═════ Input rows ═════

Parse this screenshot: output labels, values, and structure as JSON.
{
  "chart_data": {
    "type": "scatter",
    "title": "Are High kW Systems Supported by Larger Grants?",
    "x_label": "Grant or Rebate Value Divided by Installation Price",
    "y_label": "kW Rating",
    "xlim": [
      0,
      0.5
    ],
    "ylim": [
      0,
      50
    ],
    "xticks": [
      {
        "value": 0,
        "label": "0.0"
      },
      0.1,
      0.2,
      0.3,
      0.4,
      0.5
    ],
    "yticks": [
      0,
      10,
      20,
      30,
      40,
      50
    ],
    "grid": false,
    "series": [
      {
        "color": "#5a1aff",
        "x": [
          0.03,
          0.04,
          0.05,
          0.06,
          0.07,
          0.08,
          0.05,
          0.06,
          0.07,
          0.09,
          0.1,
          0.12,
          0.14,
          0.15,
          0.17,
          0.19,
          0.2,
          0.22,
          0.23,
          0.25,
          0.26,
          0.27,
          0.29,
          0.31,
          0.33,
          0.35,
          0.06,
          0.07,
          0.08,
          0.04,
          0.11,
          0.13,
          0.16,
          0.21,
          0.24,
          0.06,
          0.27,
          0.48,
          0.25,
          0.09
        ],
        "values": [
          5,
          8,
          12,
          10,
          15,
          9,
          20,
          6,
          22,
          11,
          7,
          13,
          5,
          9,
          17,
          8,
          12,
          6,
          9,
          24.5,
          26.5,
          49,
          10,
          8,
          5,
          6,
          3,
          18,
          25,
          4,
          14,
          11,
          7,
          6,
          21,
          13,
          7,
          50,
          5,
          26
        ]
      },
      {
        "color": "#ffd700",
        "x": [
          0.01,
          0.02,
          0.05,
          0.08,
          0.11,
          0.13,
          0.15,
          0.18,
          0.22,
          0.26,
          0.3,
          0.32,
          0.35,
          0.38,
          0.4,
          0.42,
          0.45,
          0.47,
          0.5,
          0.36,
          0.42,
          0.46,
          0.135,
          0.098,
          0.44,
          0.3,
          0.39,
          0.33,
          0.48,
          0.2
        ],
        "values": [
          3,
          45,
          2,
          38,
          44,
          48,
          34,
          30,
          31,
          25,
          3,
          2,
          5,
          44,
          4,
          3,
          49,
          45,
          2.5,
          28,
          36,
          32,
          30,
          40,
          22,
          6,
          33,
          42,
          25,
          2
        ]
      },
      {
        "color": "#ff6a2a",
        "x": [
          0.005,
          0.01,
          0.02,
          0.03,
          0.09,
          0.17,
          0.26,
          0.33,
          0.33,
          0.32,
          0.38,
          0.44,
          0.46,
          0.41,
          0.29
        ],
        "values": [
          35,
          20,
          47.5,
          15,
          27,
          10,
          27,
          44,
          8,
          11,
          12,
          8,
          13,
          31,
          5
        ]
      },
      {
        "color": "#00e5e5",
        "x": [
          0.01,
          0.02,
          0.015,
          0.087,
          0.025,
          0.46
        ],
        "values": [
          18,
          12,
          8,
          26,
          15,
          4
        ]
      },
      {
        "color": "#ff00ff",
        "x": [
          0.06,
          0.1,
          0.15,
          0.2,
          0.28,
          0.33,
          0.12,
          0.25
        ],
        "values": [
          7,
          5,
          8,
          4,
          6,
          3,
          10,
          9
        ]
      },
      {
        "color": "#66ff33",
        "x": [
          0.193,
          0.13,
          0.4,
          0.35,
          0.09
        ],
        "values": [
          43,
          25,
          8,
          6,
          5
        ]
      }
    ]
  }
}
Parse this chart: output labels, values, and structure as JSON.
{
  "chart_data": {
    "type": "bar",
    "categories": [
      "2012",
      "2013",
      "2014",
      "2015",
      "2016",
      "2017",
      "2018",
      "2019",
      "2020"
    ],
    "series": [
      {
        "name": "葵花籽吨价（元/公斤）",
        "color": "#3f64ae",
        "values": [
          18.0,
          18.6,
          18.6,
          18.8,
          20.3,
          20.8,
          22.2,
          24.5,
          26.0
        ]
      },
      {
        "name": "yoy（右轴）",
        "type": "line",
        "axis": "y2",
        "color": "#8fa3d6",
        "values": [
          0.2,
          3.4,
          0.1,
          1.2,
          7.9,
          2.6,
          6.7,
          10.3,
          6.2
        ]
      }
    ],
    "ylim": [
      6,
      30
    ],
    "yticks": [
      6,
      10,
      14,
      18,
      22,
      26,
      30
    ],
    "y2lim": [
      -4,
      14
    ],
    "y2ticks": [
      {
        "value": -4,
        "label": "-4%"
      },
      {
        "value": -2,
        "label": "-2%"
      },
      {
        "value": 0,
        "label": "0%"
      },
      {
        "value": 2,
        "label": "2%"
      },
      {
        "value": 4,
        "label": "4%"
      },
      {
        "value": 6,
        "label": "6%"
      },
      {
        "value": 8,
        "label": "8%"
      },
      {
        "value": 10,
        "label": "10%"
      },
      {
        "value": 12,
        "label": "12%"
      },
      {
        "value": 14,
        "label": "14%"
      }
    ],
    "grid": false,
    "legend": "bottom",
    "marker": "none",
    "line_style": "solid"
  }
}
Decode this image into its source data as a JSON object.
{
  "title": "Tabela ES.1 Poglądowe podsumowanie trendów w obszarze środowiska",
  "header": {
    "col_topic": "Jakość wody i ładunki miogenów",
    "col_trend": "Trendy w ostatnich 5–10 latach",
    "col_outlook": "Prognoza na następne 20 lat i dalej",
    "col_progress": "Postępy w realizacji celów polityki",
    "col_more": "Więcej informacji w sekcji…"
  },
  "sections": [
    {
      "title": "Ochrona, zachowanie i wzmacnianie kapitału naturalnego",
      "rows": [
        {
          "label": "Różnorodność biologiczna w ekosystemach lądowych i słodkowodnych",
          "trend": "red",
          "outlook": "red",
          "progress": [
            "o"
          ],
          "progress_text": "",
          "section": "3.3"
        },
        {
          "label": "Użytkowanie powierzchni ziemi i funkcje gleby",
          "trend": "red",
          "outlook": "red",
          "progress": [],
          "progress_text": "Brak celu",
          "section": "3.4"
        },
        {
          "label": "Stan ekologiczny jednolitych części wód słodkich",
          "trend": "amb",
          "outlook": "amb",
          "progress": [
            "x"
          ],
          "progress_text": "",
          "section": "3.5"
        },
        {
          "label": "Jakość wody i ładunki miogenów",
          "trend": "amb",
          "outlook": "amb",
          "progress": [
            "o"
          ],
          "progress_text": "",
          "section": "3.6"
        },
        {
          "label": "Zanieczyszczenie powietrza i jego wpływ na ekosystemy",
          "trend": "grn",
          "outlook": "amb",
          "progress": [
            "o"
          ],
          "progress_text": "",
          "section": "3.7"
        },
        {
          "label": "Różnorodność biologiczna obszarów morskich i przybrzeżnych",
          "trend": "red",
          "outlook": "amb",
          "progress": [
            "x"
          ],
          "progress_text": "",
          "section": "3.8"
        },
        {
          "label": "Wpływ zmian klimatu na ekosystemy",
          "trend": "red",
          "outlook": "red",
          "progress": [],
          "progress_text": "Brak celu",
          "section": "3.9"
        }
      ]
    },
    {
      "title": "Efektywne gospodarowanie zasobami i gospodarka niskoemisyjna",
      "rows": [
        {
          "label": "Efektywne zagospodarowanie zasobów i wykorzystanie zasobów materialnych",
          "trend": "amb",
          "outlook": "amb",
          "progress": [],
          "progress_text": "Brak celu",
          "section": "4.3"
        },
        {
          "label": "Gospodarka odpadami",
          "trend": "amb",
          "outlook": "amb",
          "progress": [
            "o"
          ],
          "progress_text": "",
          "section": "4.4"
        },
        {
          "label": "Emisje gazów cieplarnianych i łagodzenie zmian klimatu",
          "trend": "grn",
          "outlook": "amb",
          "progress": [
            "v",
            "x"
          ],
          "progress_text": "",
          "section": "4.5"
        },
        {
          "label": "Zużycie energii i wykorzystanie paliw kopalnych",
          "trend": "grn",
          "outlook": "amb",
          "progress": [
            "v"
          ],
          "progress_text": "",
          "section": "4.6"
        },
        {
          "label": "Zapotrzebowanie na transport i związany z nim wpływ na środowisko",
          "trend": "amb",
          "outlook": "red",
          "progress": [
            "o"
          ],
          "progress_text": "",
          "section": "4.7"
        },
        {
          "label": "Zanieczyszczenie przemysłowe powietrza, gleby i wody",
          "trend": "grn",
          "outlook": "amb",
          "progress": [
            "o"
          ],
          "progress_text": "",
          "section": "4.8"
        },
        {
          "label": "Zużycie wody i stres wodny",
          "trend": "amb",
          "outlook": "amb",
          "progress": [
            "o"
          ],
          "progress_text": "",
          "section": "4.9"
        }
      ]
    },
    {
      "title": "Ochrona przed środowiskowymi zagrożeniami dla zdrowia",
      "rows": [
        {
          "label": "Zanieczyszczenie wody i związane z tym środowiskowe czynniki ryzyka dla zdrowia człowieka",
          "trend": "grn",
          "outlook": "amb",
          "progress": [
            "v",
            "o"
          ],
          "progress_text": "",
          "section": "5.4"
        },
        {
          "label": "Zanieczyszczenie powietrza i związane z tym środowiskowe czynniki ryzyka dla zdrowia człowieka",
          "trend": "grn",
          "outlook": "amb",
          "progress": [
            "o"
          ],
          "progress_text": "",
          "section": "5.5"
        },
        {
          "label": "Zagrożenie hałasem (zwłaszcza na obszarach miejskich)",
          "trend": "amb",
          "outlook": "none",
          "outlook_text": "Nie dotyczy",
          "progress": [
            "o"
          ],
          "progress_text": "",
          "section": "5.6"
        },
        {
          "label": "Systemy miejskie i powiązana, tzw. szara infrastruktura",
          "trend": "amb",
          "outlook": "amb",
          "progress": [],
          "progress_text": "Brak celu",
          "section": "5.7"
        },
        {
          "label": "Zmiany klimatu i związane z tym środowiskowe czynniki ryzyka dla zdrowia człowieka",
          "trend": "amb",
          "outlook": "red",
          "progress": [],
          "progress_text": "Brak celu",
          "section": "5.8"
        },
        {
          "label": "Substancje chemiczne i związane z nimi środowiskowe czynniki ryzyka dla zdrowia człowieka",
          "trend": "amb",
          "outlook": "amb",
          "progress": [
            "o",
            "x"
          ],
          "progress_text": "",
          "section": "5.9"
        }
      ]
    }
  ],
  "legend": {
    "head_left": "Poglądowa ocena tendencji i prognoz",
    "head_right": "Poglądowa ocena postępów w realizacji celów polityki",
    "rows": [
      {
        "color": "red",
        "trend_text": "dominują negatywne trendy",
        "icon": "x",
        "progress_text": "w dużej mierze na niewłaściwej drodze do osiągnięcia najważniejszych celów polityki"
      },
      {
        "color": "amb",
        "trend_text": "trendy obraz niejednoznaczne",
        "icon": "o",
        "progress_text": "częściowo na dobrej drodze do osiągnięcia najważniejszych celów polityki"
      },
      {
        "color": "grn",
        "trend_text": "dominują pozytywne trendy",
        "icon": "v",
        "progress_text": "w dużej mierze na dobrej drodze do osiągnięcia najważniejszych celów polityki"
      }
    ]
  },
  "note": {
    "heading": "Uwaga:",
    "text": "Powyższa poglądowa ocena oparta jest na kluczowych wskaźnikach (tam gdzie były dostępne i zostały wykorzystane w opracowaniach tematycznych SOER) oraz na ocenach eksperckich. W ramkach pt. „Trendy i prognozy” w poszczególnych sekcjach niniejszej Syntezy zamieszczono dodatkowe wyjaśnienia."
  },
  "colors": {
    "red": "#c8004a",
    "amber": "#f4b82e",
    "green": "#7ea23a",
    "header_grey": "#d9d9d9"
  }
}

═════

_Problem description_
Scan the data for the word "związane" and copy every line where it shows up.

_Complete response_
          "label": "Zanieczyszczenie wody i związane z tym środowiskowe czynniki ryzyka dla zdrowia człowieka",
          "label": "Zanieczyszczenie powietrza i związane z tym środowiskowe czynniki ryzyka dla zdrowia człowieka",
          "label": "Zmiany klimatu i związane z tym środowiskowe czynniki ryzyka dla zdrowia człowieka",
          "label": "Substancje chemiczne i związane z nimi środowiskowe czynniki ryzyka dla zdrowia człowieka",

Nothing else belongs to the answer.